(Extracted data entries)
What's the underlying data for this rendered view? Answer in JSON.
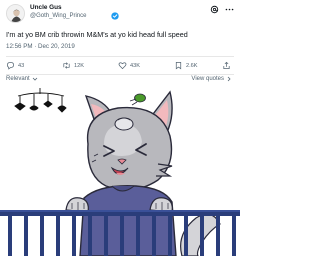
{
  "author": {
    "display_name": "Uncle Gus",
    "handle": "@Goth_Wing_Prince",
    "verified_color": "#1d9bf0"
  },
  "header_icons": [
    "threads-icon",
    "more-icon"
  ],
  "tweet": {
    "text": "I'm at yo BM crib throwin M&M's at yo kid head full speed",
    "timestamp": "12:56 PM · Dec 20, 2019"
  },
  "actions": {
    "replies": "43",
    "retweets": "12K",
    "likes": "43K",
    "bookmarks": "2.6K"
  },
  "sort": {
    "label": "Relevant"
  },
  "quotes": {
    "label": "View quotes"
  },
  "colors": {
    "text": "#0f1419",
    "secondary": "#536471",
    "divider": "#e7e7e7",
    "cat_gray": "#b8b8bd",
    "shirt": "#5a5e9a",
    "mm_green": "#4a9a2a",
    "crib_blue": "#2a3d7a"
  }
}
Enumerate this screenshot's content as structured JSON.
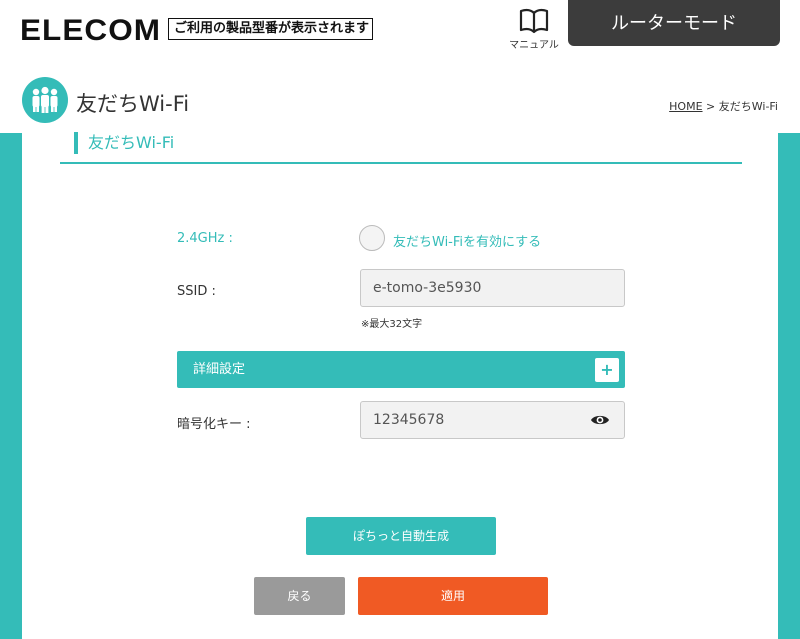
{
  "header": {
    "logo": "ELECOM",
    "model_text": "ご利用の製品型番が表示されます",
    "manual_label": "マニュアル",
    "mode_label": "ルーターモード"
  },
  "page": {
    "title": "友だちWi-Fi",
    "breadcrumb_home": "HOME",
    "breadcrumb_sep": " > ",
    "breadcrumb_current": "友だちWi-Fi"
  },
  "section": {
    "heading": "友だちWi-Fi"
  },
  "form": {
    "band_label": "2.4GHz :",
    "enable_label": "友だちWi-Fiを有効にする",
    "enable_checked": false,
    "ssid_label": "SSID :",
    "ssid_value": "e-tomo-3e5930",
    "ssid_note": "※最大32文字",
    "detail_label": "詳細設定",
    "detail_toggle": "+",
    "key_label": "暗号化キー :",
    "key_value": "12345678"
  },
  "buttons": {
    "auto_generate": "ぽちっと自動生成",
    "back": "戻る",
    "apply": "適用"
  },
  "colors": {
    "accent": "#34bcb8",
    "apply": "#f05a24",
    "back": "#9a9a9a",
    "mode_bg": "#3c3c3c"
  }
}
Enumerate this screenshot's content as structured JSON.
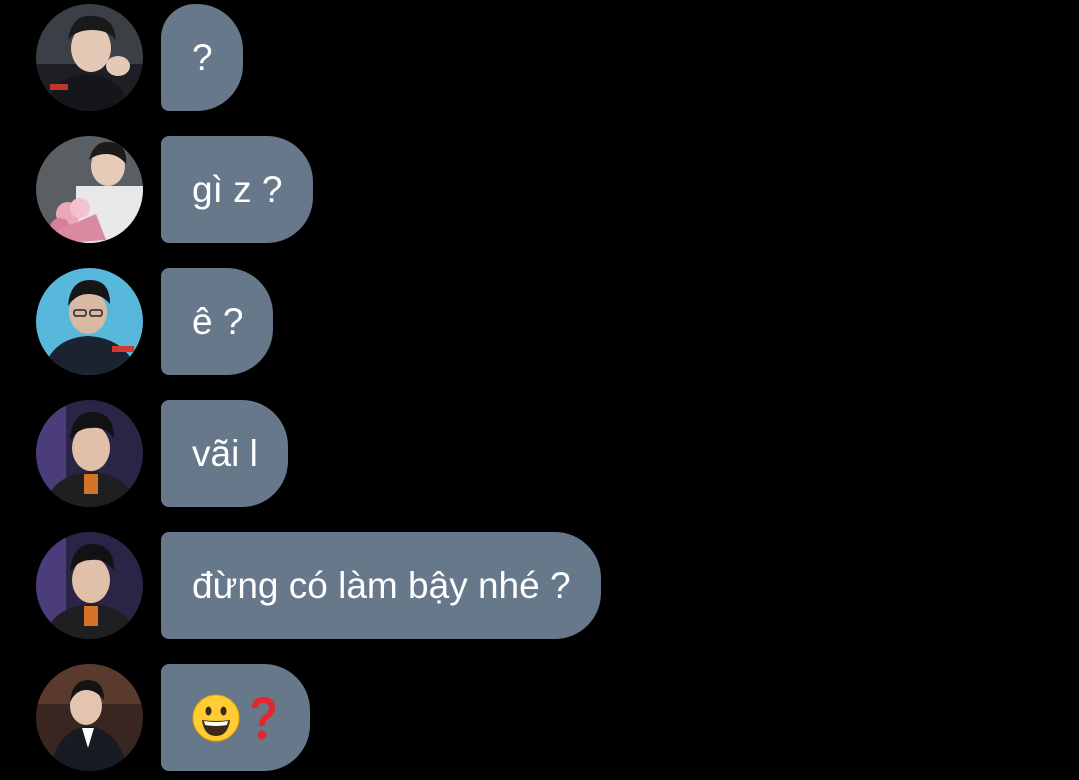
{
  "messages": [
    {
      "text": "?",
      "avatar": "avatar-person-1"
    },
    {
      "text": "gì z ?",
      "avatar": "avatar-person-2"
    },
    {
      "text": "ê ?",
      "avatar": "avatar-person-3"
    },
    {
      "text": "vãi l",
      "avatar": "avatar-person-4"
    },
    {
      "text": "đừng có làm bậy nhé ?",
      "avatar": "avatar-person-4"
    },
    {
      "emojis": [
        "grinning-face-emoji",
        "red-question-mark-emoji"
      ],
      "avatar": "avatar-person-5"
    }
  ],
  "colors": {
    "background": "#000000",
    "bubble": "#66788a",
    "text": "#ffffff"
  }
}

# Given instruction
What is needed is an exact reproduction of the data, pictures excluded.

# Complete answer
What's the underlying data for this rendered view? Answer in JSON.
{
  "author": {
    "display_name": "Uncle Gus",
    "handle": "@Goth_Wing_Prince",
    "verified_color": "#1d9bf0"
  },
  "header_icons": [
    "threads-icon",
    "more-icon"
  ],
  "tweet": {
    "text": "I'm at yo BM crib throwin M&M's at yo kid head full speed",
    "timestamp": "12:56 PM · Dec 20, 2019"
  },
  "actions": {
    "replies": "43",
    "retweets": "12K",
    "likes": "43K",
    "bookmarks": "2.6K"
  },
  "sort": {
    "label": "Relevant"
  },
  "quotes": {
    "label": "View quotes"
  },
  "colors": {
    "text": "#0f1419",
    "secondary": "#536471",
    "divider": "#e7e7e7",
    "cat_gray": "#b8b8bd",
    "shirt": "#5a5e9a",
    "mm_green": "#4a9a2a",
    "crib_blue": "#2a3d7a"
  }
}
Enumerate this screenshot's content as structured JSON.
{
  "header": {
    "logo": "ELECOM",
    "model_text": "ご利用の製品型番が表示されます",
    "manual_label": "マニュアル",
    "mode_label": "ルーターモード"
  },
  "page": {
    "title": "友だちWi-Fi",
    "breadcrumb_home": "HOME",
    "breadcrumb_sep": " > ",
    "breadcrumb_current": "友だちWi-Fi"
  },
  "section": {
    "heading": "友だちWi-Fi"
  },
  "form": {
    "band_label": "2.4GHz :",
    "enable_label": "友だちWi-Fiを有効にする",
    "enable_checked": false,
    "ssid_label": "SSID :",
    "ssid_value": "e-tomo-3e5930",
    "ssid_note": "※最大32文字",
    "detail_label": "詳細設定",
    "detail_toggle": "+",
    "key_label": "暗号化キー :",
    "key_value": "12345678"
  },
  "buttons": {
    "auto_generate": "ぽちっと自動生成",
    "back": "戻る",
    "apply": "適用"
  },
  "colors": {
    "accent": "#34bcb8",
    "apply": "#f05a24",
    "back": "#9a9a9a",
    "mode_bg": "#3c3c3c"
  }
}
Enumerate this screenshot's content as structured JSON.
{
  "messages": [
    {
      "text": "?",
      "avatar": "avatar-person-1"
    },
    {
      "text": "gì z ?",
      "avatar": "avatar-person-2"
    },
    {
      "text": "ê ?",
      "avatar": "avatar-person-3"
    },
    {
      "text": "vãi l",
      "avatar": "avatar-person-4"
    },
    {
      "text": "đừng có làm bậy nhé ?",
      "avatar": "avatar-person-4"
    },
    {
      "emojis": [
        "grinning-face-emoji",
        "red-question-mark-emoji"
      ],
      "avatar": "avatar-person-5"
    }
  ],
  "colors": {
    "background": "#000000",
    "bubble": "#66788a",
    "text": "#ffffff"
  }
}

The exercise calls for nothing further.